__Task brief__
Filter the listing below for "Impressum" and report every line that has it.

__Records shown__

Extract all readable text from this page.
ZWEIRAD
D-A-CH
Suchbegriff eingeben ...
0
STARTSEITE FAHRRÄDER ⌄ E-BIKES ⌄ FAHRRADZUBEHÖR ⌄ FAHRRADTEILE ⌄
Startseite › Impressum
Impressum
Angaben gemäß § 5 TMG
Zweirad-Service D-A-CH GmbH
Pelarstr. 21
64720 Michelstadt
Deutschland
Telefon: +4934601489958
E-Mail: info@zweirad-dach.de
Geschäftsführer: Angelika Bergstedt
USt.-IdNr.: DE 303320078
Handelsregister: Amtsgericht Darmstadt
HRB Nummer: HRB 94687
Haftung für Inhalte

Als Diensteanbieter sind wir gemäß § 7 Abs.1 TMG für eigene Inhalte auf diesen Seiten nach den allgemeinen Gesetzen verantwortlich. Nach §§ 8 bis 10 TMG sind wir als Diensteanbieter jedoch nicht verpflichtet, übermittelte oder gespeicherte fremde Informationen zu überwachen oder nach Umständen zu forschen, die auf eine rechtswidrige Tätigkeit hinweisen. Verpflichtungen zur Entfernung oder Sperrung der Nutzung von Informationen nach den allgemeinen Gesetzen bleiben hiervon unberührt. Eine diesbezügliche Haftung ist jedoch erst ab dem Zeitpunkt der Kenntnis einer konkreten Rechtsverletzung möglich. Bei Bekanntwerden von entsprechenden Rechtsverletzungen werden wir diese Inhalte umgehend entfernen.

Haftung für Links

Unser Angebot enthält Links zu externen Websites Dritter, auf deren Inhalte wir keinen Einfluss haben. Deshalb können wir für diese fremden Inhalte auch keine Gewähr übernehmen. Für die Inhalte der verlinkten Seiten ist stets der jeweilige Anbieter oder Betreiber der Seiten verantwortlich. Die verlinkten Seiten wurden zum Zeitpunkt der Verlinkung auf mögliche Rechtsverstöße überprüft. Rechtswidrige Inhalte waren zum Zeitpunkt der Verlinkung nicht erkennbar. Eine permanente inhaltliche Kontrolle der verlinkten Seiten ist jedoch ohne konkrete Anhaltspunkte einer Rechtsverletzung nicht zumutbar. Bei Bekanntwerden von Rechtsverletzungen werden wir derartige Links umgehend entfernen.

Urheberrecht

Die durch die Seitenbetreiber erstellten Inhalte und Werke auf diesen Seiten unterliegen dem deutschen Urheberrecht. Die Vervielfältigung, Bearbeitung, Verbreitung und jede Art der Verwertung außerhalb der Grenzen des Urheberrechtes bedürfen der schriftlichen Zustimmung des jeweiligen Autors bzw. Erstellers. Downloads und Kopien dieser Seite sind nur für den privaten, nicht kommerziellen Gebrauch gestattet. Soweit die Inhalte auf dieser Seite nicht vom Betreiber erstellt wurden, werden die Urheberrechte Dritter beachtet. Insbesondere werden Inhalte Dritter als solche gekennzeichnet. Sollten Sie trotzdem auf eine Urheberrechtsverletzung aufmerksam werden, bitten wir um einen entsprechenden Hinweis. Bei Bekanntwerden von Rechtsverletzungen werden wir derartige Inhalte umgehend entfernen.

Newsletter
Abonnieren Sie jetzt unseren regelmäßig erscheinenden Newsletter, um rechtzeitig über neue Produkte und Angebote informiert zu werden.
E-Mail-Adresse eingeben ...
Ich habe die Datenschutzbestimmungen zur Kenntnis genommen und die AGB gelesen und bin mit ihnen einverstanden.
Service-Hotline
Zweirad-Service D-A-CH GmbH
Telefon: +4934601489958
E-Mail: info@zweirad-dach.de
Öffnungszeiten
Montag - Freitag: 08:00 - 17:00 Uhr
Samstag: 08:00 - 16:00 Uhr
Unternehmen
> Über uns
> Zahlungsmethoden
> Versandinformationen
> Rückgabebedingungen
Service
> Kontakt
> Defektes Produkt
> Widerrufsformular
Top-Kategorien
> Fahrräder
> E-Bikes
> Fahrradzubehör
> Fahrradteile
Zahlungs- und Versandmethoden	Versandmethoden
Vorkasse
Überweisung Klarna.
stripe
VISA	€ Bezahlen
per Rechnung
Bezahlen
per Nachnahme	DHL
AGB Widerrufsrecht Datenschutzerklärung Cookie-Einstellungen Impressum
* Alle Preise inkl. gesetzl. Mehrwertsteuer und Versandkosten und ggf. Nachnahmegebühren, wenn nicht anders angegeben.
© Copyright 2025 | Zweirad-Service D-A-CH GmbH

__Output for this task__
Startseite › Impressum
Impressum
AGB Widerrufsrecht Datenschutzerklärung Cookie-Einstellungen Impressum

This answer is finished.